** BEGIN Items **

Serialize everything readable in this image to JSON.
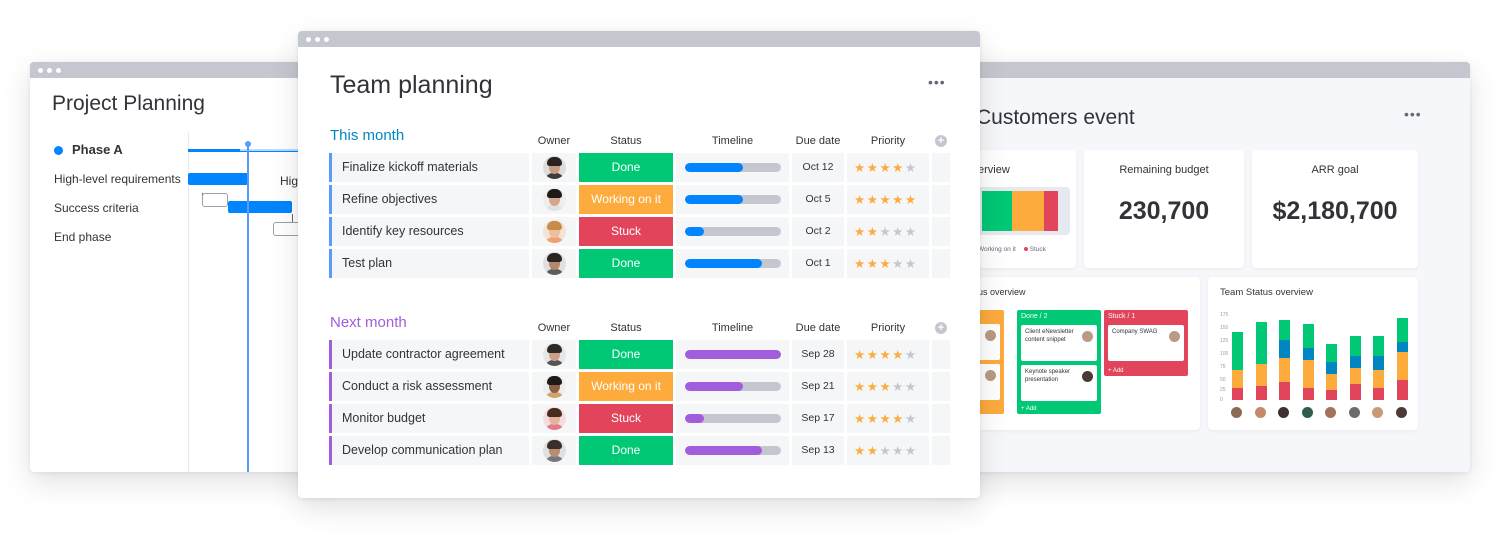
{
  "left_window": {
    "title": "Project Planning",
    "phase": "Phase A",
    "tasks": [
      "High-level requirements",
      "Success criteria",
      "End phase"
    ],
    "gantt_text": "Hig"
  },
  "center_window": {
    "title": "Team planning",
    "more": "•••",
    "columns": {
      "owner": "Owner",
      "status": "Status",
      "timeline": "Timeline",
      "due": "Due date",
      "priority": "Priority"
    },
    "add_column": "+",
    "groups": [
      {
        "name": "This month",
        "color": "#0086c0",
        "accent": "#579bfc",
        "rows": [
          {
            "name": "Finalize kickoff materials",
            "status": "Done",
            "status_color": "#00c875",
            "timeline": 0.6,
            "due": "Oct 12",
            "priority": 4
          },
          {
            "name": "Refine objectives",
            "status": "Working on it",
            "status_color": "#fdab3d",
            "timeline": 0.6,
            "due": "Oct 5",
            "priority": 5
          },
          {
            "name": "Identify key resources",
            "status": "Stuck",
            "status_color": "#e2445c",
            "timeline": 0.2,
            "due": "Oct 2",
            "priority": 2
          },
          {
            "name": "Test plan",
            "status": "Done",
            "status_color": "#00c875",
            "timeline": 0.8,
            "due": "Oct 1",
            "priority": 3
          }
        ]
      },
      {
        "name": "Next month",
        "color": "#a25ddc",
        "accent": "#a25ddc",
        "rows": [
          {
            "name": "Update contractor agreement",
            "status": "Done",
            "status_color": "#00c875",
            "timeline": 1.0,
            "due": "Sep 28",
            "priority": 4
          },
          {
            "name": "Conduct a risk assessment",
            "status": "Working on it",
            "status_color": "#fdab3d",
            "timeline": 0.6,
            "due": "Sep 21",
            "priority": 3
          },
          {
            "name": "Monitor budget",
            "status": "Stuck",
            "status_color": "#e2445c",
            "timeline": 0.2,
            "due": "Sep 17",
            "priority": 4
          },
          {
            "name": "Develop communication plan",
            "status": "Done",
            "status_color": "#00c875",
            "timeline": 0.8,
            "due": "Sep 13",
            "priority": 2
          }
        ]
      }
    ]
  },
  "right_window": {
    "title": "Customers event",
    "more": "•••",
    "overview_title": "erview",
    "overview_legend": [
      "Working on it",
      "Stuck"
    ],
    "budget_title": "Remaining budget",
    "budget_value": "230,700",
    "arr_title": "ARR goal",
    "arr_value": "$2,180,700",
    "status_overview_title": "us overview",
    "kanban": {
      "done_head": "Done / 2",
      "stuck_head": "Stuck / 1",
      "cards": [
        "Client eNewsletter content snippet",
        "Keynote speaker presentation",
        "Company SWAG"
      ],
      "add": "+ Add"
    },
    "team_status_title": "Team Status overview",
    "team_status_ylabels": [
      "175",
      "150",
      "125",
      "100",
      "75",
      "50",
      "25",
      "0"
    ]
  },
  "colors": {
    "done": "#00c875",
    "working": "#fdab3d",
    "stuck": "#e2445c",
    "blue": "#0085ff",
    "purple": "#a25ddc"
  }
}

** END Items **

**Exercise details**: Make an exact copy of all entries above, dropping the images.

**Worked answer**:
Serialize everything readable in this image to JSON.
{
  "left_window": {
    "title": "Project Planning",
    "phase": "Phase A",
    "tasks": [
      "High-level requirements",
      "Success criteria",
      "End phase"
    ],
    "gantt_text": "Hig"
  },
  "center_window": {
    "title": "Team planning",
    "more": "•••",
    "columns": {
      "owner": "Owner",
      "status": "Status",
      "timeline": "Timeline",
      "due": "Due date",
      "priority": "Priority"
    },
    "add_column": "+",
    "groups": [
      {
        "name": "This month",
        "color": "#0086c0",
        "accent": "#579bfc",
        "rows": [
          {
            "name": "Finalize kickoff materials",
            "status": "Done",
            "status_color": "#00c875",
            "timeline": 0.6,
            "due": "Oct 12",
            "priority": 4
          },
          {
            "name": "Refine objectives",
            "status": "Working on it",
            "status_color": "#fdab3d",
            "timeline": 0.6,
            "due": "Oct 5",
            "priority": 5
          },
          {
            "name": "Identify key resources",
            "status": "Stuck",
            "status_color": "#e2445c",
            "timeline": 0.2,
            "due": "Oct 2",
            "priority": 2
          },
          {
            "name": "Test plan",
            "status": "Done",
            "status_color": "#00c875",
            "timeline": 0.8,
            "due": "Oct 1",
            "priority": 3
          }
        ]
      },
      {
        "name": "Next month",
        "color": "#a25ddc",
        "accent": "#a25ddc",
        "rows": [
          {
            "name": "Update contractor agreement",
            "status": "Done",
            "status_color": "#00c875",
            "timeline": 1.0,
            "due": "Sep 28",
            "priority": 4
          },
          {
            "name": "Conduct a risk assessment",
            "status": "Working on it",
            "status_color": "#fdab3d",
            "timeline": 0.6,
            "due": "Sep 21",
            "priority": 3
          },
          {
            "name": "Monitor budget",
            "status": "Stuck",
            "status_color": "#e2445c",
            "timeline": 0.2,
            "due": "Sep 17",
            "priority": 4
          },
          {
            "name": "Develop communication plan",
            "status": "Done",
            "status_color": "#00c875",
            "timeline": 0.8,
            "due": "Sep 13",
            "priority": 2
          }
        ]
      }
    ]
  },
  "right_window": {
    "title": "Customers event",
    "more": "•••",
    "overview_title": "erview",
    "overview_legend": [
      "Working on it",
      "Stuck"
    ],
    "budget_title": "Remaining budget",
    "budget_value": "230,700",
    "arr_title": "ARR goal",
    "arr_value": "$2,180,700",
    "status_overview_title": "us overview",
    "kanban": {
      "done_head": "Done / 2",
      "stuck_head": "Stuck / 1",
      "cards": [
        "Client eNewsletter content snippet",
        "Keynote speaker presentation",
        "Company SWAG"
      ],
      "add": "+ Add"
    },
    "team_status_title": "Team Status overview",
    "team_status_ylabels": [
      "175",
      "150",
      "125",
      "100",
      "75",
      "50",
      "25",
      "0"
    ]
  },
  "colors": {
    "done": "#00c875",
    "working": "#fdab3d",
    "stuck": "#e2445c",
    "blue": "#0085ff",
    "purple": "#a25ddc"
  }
}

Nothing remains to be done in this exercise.